What is asked: Reproduce the listing below verbatim.

* start Data to process *

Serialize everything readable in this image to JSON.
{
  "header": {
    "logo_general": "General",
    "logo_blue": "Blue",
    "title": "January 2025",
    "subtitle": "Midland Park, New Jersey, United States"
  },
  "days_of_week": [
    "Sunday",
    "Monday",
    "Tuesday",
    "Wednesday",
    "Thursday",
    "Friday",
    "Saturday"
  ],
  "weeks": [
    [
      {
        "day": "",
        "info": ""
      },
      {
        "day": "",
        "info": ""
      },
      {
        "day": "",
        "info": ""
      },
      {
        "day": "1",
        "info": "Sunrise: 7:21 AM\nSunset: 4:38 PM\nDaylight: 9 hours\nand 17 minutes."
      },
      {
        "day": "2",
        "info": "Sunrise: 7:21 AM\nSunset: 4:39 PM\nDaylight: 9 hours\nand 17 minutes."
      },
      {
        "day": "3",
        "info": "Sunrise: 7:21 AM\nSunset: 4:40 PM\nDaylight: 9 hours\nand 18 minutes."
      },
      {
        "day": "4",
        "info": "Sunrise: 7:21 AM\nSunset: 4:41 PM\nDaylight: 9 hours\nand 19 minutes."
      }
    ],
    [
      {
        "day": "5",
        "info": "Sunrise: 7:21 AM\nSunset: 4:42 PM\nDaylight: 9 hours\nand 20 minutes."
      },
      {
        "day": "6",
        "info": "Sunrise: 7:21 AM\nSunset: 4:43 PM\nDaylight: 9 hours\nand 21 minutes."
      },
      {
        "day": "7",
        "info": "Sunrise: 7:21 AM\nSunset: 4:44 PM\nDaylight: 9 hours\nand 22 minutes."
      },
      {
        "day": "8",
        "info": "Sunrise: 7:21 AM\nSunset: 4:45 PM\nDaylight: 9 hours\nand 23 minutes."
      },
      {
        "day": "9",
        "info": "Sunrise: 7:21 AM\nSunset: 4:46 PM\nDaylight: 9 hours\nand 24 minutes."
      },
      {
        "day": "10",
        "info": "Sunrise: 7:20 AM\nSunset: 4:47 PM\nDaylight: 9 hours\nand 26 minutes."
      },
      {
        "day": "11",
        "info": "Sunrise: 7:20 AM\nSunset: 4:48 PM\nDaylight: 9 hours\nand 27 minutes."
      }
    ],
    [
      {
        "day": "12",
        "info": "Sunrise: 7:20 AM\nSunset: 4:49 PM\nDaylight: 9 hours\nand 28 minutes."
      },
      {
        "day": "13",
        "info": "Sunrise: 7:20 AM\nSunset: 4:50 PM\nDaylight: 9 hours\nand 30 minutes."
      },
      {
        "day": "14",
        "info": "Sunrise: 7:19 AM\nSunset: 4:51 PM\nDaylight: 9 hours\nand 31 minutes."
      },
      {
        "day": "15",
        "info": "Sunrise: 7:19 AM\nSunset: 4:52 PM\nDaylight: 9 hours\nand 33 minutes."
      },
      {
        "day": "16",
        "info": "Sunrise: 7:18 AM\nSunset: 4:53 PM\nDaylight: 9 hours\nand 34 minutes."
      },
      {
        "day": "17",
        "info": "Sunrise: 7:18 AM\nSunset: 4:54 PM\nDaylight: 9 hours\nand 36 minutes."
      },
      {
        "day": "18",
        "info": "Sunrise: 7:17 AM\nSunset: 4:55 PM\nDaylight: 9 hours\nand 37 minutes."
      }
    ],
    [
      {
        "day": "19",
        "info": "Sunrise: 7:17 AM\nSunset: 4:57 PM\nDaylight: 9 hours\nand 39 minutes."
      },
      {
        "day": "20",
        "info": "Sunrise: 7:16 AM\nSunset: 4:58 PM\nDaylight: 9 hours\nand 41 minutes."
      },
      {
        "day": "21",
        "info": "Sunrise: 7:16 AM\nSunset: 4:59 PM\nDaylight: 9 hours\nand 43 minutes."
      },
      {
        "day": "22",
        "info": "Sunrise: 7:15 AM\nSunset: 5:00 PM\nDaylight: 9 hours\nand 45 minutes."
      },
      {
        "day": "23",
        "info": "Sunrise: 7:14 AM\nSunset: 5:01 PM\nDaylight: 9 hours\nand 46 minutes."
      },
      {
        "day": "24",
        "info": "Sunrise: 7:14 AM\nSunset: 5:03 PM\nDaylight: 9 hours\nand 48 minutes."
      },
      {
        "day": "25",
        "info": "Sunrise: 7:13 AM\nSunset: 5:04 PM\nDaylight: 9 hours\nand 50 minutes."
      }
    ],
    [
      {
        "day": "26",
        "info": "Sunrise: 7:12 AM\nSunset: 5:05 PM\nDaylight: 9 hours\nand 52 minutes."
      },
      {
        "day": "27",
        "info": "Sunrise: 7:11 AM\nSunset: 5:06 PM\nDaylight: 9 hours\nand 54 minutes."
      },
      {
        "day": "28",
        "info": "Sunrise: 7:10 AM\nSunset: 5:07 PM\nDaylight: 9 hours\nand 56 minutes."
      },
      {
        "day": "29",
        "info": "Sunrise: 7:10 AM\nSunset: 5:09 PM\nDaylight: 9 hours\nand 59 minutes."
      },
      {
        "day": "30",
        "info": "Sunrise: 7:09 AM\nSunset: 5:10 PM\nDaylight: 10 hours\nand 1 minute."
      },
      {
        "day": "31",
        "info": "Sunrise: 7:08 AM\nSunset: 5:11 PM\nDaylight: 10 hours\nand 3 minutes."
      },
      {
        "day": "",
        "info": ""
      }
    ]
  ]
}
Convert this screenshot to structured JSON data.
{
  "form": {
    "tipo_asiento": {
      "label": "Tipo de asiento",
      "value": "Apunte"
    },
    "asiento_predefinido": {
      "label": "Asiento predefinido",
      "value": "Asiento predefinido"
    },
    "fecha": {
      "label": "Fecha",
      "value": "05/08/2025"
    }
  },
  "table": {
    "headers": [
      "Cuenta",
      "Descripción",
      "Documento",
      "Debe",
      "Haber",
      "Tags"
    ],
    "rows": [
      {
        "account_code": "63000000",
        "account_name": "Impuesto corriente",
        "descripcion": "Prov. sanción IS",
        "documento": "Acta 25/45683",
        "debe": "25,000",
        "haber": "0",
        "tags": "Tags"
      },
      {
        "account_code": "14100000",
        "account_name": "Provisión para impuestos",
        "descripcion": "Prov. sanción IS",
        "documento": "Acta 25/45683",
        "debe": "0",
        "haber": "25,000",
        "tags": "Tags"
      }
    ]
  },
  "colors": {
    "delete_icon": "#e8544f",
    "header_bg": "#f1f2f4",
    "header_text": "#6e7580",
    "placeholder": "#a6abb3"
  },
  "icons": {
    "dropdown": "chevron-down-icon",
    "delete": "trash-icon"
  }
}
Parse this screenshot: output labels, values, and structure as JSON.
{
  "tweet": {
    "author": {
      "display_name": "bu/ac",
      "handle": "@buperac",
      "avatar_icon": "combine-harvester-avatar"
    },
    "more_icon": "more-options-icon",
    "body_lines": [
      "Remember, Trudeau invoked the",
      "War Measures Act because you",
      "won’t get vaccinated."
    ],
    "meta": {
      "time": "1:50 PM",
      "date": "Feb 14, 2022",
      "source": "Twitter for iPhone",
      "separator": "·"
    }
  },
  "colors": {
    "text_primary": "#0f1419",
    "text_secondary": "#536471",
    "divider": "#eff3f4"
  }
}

* end Data to process *

Finished exercise:
Serialize everything readable in this image to JSON.
{
  "header": {
    "logo_general": "General",
    "logo_blue": "Blue",
    "title": "January 2025",
    "subtitle": "Midland Park, New Jersey, United States"
  },
  "days_of_week": [
    "Sunday",
    "Monday",
    "Tuesday",
    "Wednesday",
    "Thursday",
    "Friday",
    "Saturday"
  ],
  "weeks": [
    [
      {
        "day": "",
        "info": ""
      },
      {
        "day": "",
        "info": ""
      },
      {
        "day": "",
        "info": ""
      },
      {
        "day": "1",
        "info": "Sunrise: 7:21 AM\nSunset: 4:38 PM\nDaylight: 9 hours\nand 17 minutes."
      },
      {
        "day": "2",
        "info": "Sunrise: 7:21 AM\nSunset: 4:39 PM\nDaylight: 9 hours\nand 17 minutes."
      },
      {
        "day": "3",
        "info": "Sunrise: 7:21 AM\nSunset: 4:40 PM\nDaylight: 9 hours\nand 18 minutes."
      },
      {
        "day": "4",
        "info": "Sunrise: 7:21 AM\nSunset: 4:41 PM\nDaylight: 9 hours\nand 19 minutes."
      }
    ],
    [
      {
        "day": "5",
        "info": "Sunrise: 7:21 AM\nSunset: 4:42 PM\nDaylight: 9 hours\nand 20 minutes."
      },
      {
        "day": "6",
        "info": "Sunrise: 7:21 AM\nSunset: 4:43 PM\nDaylight: 9 hours\nand 21 minutes."
      },
      {
        "day": "7",
        "info": "Sunrise: 7:21 AM\nSunset: 4:44 PM\nDaylight: 9 hours\nand 22 minutes."
      },
      {
        "day": "8",
        "info": "Sunrise: 7:21 AM\nSunset: 4:45 PM\nDaylight: 9 hours\nand 23 minutes."
      },
      {
        "day": "9",
        "info": "Sunrise: 7:21 AM\nSunset: 4:46 PM\nDaylight: 9 hours\nand 24 minutes."
      },
      {
        "day": "10",
        "info": "Sunrise: 7:20 AM\nSunset: 4:47 PM\nDaylight: 9 hours\nand 26 minutes."
      },
      {
        "day": "11",
        "info": "Sunrise: 7:20 AM\nSunset: 4:48 PM\nDaylight: 9 hours\nand 27 minutes."
      }
    ],
    [
      {
        "day": "12",
        "info": "Sunrise: 7:20 AM\nSunset: 4:49 PM\nDaylight: 9 hours\nand 28 minutes."
      },
      {
        "day": "13",
        "info": "Sunrise: 7:20 AM\nSunset: 4:50 PM\nDaylight: 9 hours\nand 30 minutes."
      },
      {
        "day": "14",
        "info": "Sunrise: 7:19 AM\nSunset: 4:51 PM\nDaylight: 9 hours\nand 31 minutes."
      },
      {
        "day": "15",
        "info": "Sunrise: 7:19 AM\nSunset: 4:52 PM\nDaylight: 9 hours\nand 33 minutes."
      },
      {
        "day": "16",
        "info": "Sunrise: 7:18 AM\nSunset: 4:53 PM\nDaylight: 9 hours\nand 34 minutes."
      },
      {
        "day": "17",
        "info": "Sunrise: 7:18 AM\nSunset: 4:54 PM\nDaylight: 9 hours\nand 36 minutes."
      },
      {
        "day": "18",
        "info": "Sunrise: 7:17 AM\nSunset: 4:55 PM\nDaylight: 9 hours\nand 37 minutes."
      }
    ],
    [
      {
        "day": "19",
        "info": "Sunrise: 7:17 AM\nSunset: 4:57 PM\nDaylight: 9 hours\nand 39 minutes."
      },
      {
        "day": "20",
        "info": "Sunrise: 7:16 AM\nSunset: 4:58 PM\nDaylight: 9 hours\nand 41 minutes."
      },
      {
        "day": "21",
        "info": "Sunrise: 7:16 AM\nSunset: 4:59 PM\nDaylight: 9 hours\nand 43 minutes."
      },
      {
        "day": "22",
        "info": "Sunrise: 7:15 AM\nSunset: 5:00 PM\nDaylight: 9 hours\nand 45 minutes."
      },
      {
        "day": "23",
        "info": "Sunrise: 7:14 AM\nSunset: 5:01 PM\nDaylight: 9 hours\nand 46 minutes."
      },
      {
        "day": "24",
        "info": "Sunrise: 7:14 AM\nSunset: 5:03 PM\nDaylight: 9 hours\nand 48 minutes."
      },
      {
        "day": "25",
        "info": "Sunrise: 7:13 AM\nSunset: 5:04 PM\nDaylight: 9 hours\nand 50 minutes."
      }
    ],
    [
      {
        "day": "26",
        "info": "Sunrise: 7:12 AM\nSunset: 5:05 PM\nDaylight: 9 hours\nand 52 minutes."
      },
      {
        "day": "27",
        "info": "Sunrise: 7:11 AM\nSunset: 5:06 PM\nDaylight: 9 hours\nand 54 minutes."
      },
      {
        "day": "28",
        "info": "Sunrise: 7:10 AM\nSunset: 5:07 PM\nDaylight: 9 hours\nand 56 minutes."
      },
      {
        "day": "29",
        "info": "Sunrise: 7:10 AM\nSunset: 5:09 PM\nDaylight: 9 hours\nand 59 minutes."
      },
      {
        "day": "30",
        "info": "Sunrise: 7:09 AM\nSunset: 5:10 PM\nDaylight: 10 hours\nand 1 minute."
      },
      {
        "day": "31",
        "info": "Sunrise: 7:08 AM\nSunset: 5:11 PM\nDaylight: 10 hours\nand 3 minutes."
      },
      {
        "day": "",
        "info": ""
      }
    ]
  ]
}
Convert this screenshot to structured JSON data.
{
  "form": {
    "tipo_asiento": {
      "label": "Tipo de asiento",
      "value": "Apunte"
    },
    "asiento_predefinido": {
      "label": "Asiento predefinido",
      "value": "Asiento predefinido"
    },
    "fecha": {
      "label": "Fecha",
      "value": "05/08/2025"
    }
  },
  "table": {
    "headers": [
      "Cuenta",
      "Descripción",
      "Documento",
      "Debe",
      "Haber",
      "Tags"
    ],
    "rows": [
      {
        "account_code": "63000000",
        "account_name": "Impuesto corriente",
        "descripcion": "Prov. sanción IS",
        "documento": "Acta 25/45683",
        "debe": "25,000",
        "haber": "0",
        "tags": "Tags"
      },
      {
        "account_code": "14100000",
        "account_name": "Provisión para impuestos",
        "descripcion": "Prov. sanción IS",
        "documento": "Acta 25/45683",
        "debe": "0",
        "haber": "25,000",
        "tags": "Tags"
      }
    ]
  },
  "colors": {
    "delete_icon": "#e8544f",
    "header_bg": "#f1f2f4",
    "header_text": "#6e7580",
    "placeholder": "#a6abb3"
  },
  "icons": {
    "dropdown": "chevron-down-icon",
    "delete": "trash-icon"
  }
}
Parse this screenshot: output labels, values, and structure as JSON.
{
  "tweet": {
    "author": {
      "display_name": "bu/ac",
      "handle": "@buperac",
      "avatar_icon": "combine-harvester-avatar"
    },
    "more_icon": "more-options-icon",
    "body_lines": [
      "Remember, Trudeau invoked the",
      "War Measures Act because you",
      "won’t get vaccinated."
    ],
    "meta": {
      "time": "1:50 PM",
      "date": "Feb 14, 2022",
      "source": "Twitter for iPhone",
      "separator": "·"
    }
  },
  "colors": {
    "text_primary": "#0f1419",
    "text_secondary": "#536471",
    "divider": "#eff3f4"
  }
}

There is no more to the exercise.